Saved entries =

● ● ● ● ●

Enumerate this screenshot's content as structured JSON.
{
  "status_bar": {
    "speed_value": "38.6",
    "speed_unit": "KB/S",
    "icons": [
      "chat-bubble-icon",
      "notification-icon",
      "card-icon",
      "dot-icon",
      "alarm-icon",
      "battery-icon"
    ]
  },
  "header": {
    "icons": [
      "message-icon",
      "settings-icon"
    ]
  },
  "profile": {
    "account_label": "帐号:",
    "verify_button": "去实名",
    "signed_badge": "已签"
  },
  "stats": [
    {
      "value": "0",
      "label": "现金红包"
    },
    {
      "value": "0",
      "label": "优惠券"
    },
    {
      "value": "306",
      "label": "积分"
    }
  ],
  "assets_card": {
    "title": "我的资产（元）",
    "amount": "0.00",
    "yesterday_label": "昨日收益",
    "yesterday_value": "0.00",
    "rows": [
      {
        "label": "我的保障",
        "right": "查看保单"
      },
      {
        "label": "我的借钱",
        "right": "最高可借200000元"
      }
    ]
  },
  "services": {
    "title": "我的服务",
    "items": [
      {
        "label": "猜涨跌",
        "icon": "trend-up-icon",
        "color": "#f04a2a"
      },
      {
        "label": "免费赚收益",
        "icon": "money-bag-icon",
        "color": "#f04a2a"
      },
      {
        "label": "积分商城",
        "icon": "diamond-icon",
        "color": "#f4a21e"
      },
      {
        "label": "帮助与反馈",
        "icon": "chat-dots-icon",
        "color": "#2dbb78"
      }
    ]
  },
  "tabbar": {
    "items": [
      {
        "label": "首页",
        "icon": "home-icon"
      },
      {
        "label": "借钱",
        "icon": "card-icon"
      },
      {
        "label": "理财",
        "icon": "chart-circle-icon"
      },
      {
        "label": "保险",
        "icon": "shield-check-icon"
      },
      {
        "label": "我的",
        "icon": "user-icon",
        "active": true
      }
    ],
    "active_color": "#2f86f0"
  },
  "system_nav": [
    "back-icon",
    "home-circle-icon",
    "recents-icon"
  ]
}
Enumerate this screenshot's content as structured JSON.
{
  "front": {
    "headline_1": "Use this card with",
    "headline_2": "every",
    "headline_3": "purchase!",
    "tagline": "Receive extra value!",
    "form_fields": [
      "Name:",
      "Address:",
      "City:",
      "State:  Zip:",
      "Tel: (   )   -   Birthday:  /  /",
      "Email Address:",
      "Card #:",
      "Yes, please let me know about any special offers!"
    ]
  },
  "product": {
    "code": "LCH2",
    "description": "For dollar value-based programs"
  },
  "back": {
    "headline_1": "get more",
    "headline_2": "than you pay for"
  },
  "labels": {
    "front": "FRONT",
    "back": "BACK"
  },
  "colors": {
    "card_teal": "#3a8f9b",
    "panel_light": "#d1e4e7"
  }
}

● ● ● ● ●

Your task =
Make a tally of the lines in this data that include the string "circle", and answer with that tally alone.

The output =
2